### Given exercise
Identify the lines containing the word "that". Copy each one.

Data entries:
────────────────────────────────────────
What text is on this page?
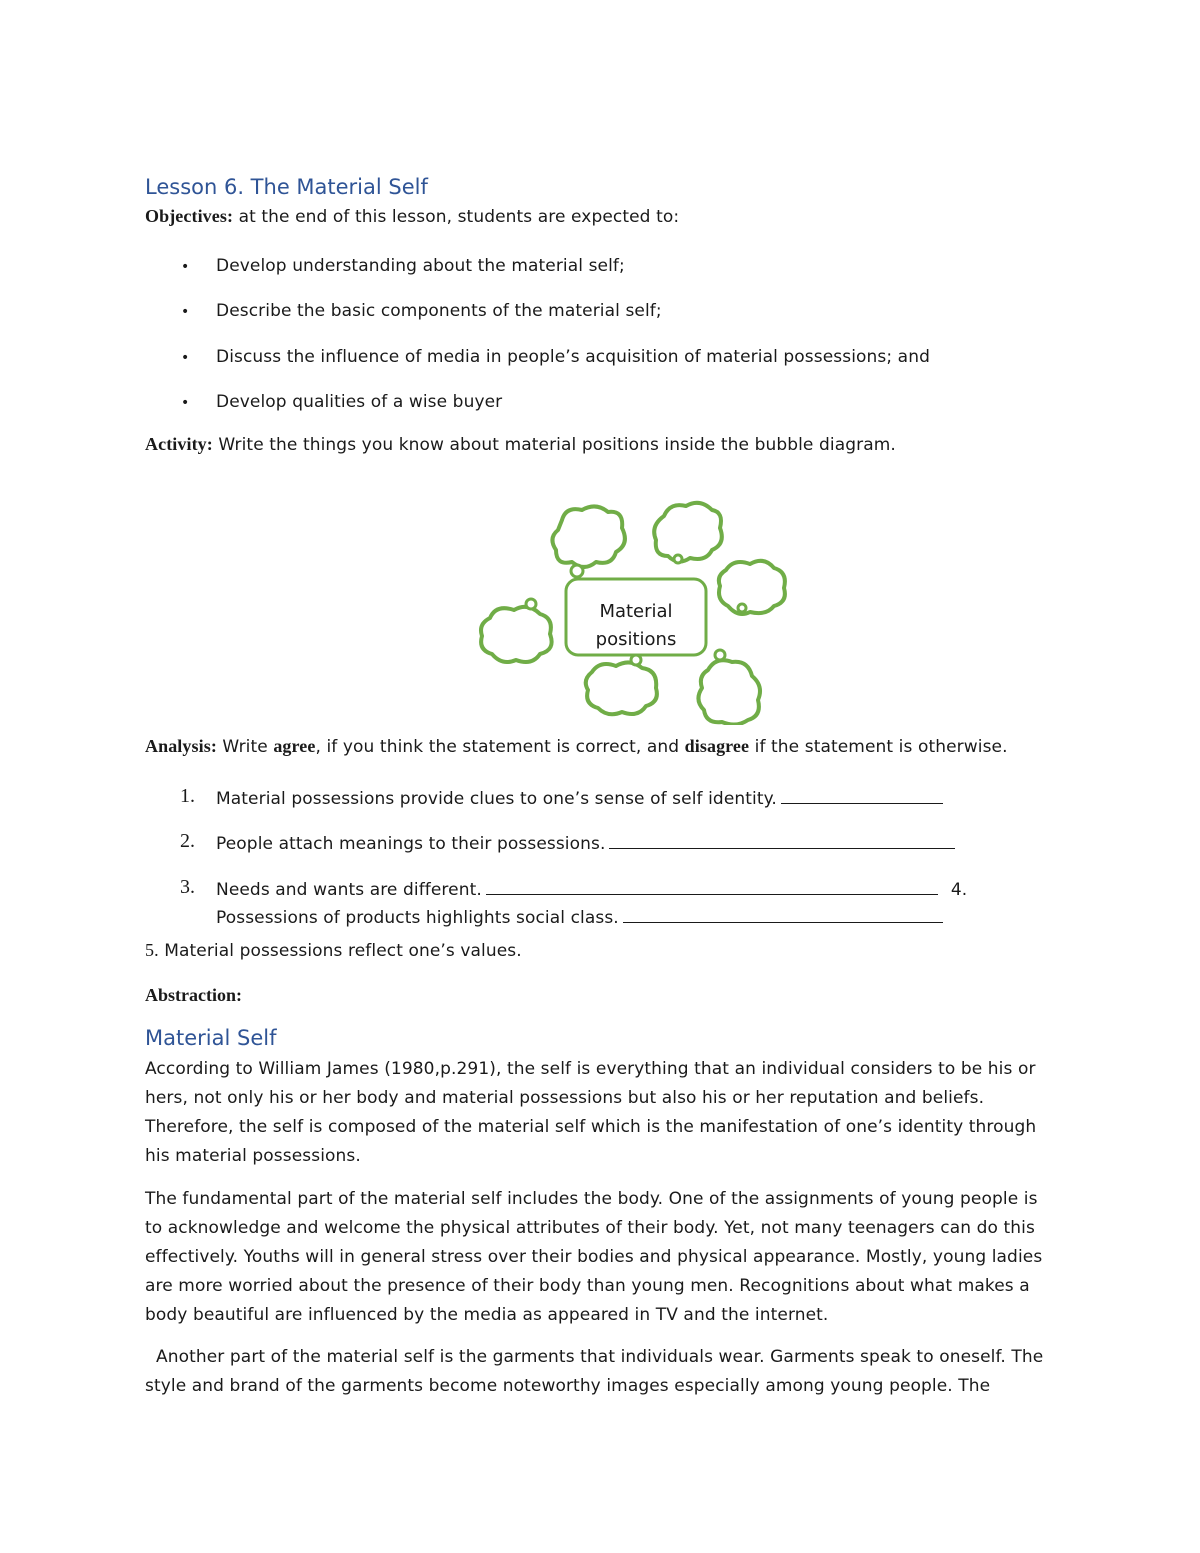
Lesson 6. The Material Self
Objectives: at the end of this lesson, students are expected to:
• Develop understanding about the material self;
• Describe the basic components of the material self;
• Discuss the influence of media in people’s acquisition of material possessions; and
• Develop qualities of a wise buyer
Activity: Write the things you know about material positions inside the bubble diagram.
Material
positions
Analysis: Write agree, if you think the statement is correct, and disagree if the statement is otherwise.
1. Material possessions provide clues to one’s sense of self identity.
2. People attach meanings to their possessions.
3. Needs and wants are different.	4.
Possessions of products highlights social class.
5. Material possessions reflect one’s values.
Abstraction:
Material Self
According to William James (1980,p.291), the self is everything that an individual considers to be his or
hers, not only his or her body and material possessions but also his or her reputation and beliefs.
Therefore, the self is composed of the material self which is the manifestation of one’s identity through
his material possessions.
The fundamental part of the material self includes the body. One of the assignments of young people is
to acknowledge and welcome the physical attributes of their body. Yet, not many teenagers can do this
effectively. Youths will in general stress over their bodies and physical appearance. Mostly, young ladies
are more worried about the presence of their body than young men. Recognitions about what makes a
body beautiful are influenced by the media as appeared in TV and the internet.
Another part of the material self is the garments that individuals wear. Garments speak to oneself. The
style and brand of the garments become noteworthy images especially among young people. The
────────────────────────────────────────
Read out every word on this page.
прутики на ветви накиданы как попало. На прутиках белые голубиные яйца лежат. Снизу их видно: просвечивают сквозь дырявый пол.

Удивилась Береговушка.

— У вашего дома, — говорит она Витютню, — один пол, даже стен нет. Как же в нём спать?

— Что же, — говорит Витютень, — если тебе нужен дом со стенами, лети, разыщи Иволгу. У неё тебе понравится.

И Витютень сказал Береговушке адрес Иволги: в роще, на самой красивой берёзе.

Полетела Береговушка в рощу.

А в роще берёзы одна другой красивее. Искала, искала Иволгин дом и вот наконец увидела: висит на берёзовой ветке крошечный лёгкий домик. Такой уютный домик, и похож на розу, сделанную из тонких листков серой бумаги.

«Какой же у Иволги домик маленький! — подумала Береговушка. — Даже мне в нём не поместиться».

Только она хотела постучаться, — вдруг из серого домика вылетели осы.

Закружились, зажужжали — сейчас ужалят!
────────────────────────────────────────
### Reply
According to William James (1980,p.291), the self is everything that an individual considers to be his or
Another part of the material self is the garments that individuals wear. Garments speak to oneself. The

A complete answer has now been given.